_EXERCISE DETAILS_
Return a copy of each line that holds the string "Down".

Records from a data source:

%%

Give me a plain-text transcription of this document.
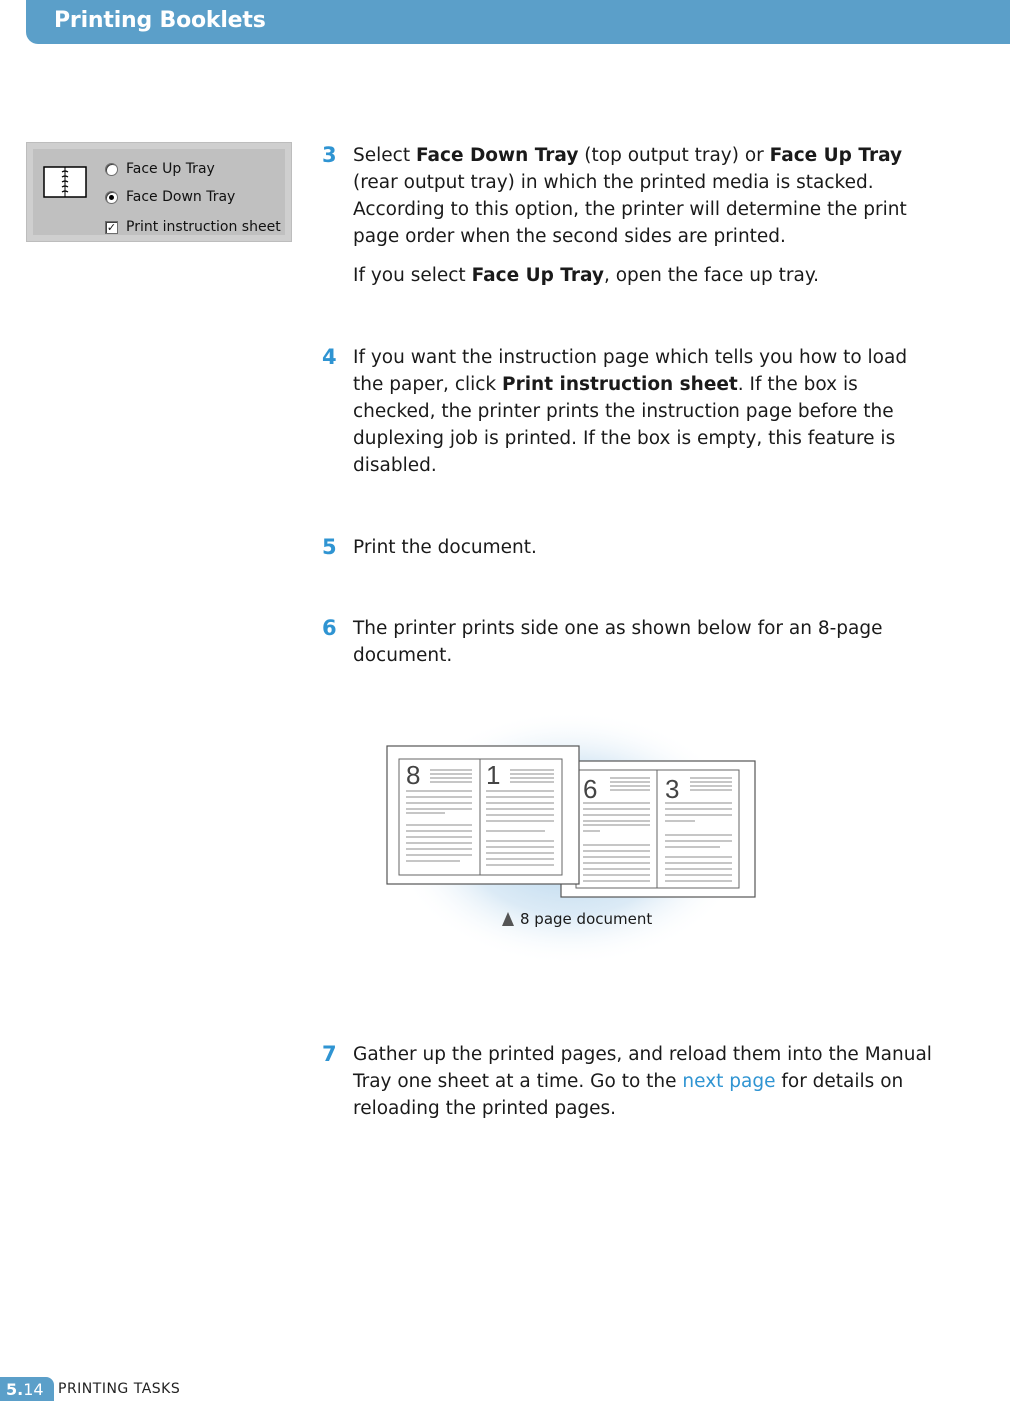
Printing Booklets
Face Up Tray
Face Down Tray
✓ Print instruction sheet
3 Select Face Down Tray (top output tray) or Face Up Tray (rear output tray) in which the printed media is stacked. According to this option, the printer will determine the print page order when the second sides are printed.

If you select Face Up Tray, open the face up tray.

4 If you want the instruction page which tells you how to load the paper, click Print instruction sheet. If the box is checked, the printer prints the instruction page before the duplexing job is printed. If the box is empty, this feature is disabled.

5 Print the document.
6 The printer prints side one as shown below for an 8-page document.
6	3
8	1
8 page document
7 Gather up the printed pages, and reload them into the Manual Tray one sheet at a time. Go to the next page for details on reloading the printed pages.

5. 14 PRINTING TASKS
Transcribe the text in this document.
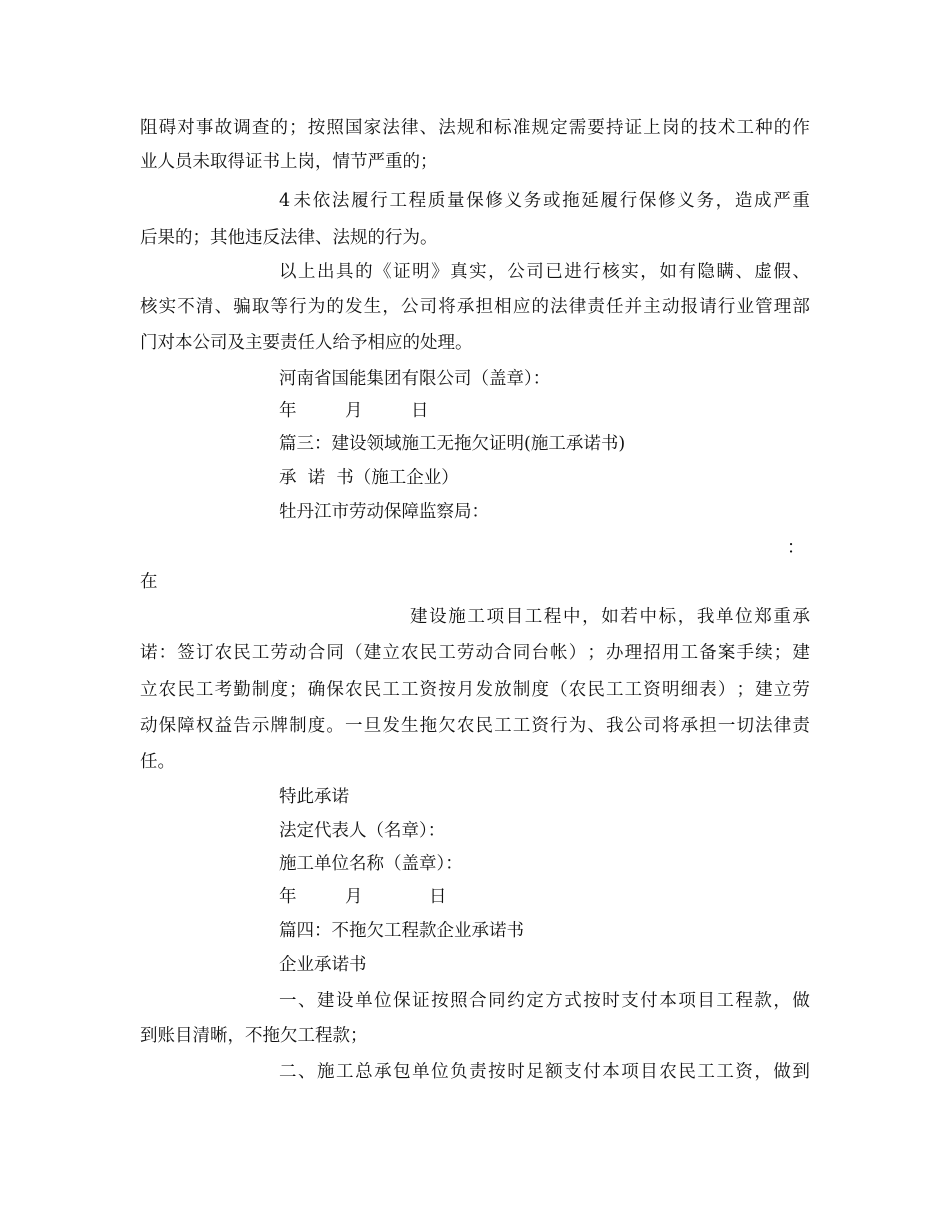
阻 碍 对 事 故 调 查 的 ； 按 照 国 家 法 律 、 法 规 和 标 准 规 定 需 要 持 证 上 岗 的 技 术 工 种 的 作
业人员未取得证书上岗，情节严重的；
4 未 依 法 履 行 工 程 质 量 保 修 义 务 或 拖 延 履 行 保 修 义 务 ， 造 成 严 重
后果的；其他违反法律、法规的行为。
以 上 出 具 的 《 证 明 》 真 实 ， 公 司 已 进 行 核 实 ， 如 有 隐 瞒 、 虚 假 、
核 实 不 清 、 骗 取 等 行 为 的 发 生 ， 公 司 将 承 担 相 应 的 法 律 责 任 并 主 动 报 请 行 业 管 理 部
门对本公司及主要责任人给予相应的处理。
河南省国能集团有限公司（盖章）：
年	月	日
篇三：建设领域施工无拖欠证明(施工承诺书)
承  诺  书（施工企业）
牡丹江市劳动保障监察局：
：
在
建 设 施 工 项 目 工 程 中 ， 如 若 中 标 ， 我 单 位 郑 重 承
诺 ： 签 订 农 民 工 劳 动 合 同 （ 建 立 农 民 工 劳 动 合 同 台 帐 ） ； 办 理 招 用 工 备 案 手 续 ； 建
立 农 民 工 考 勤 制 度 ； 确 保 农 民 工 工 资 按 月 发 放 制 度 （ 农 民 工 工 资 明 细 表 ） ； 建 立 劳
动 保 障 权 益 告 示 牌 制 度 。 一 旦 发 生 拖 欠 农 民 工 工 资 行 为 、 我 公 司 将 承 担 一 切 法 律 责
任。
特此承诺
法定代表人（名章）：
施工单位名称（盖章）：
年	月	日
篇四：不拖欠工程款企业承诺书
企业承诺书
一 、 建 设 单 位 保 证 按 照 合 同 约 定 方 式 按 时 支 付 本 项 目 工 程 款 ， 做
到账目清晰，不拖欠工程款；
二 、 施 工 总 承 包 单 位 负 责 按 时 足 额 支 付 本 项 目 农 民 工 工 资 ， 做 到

%%
%%

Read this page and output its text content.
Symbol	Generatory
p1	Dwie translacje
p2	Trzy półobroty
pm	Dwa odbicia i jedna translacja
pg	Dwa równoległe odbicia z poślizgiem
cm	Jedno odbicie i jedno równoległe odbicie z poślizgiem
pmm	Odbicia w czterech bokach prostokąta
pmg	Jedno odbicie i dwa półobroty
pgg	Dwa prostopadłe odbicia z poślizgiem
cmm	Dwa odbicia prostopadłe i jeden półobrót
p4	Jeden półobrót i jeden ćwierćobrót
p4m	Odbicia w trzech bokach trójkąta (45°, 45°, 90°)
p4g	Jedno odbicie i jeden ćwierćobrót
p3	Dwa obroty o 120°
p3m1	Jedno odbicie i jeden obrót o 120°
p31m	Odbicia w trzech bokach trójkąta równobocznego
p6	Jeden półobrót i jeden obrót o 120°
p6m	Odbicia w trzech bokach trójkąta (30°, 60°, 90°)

%%
%%

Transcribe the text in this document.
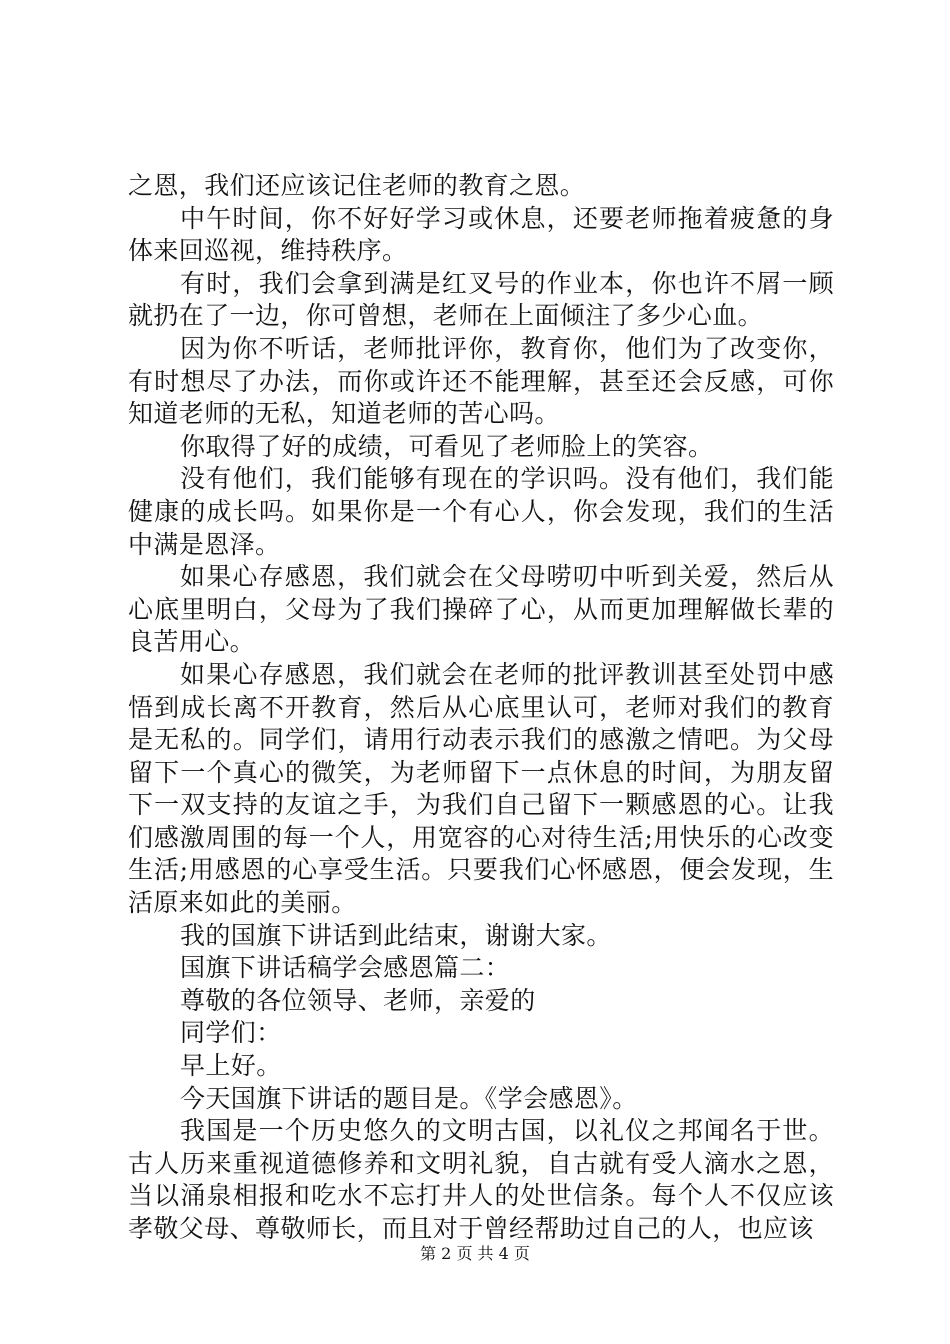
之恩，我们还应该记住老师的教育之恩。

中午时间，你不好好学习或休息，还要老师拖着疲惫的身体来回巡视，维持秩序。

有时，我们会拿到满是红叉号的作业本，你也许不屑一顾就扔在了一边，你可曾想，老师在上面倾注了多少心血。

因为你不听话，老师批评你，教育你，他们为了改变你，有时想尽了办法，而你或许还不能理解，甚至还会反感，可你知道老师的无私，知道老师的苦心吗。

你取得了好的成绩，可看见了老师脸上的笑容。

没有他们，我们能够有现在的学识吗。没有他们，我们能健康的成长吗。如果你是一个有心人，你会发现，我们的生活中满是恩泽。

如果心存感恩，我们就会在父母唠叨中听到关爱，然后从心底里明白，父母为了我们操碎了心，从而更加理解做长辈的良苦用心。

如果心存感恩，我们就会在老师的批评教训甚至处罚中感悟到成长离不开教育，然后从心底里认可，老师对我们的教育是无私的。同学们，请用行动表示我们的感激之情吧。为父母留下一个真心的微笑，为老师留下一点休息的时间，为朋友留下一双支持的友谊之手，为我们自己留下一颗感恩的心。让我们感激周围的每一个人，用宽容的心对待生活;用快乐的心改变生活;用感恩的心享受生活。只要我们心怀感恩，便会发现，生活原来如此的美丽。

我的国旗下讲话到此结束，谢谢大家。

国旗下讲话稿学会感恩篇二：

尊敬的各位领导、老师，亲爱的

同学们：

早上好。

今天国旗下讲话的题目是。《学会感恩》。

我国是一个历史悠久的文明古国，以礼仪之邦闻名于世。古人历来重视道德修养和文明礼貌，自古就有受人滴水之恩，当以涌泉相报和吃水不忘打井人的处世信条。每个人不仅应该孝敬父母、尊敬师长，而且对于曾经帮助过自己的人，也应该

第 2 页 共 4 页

%%

_SOLUTION TO THE PROBLEM_
Face Down Tray
3 Select Face Down Tray (top output tray) or Face Up Tray (rear output tray) in which the printed media is stacked. According to this option, the printer will determine the print page order when the second sides are printed.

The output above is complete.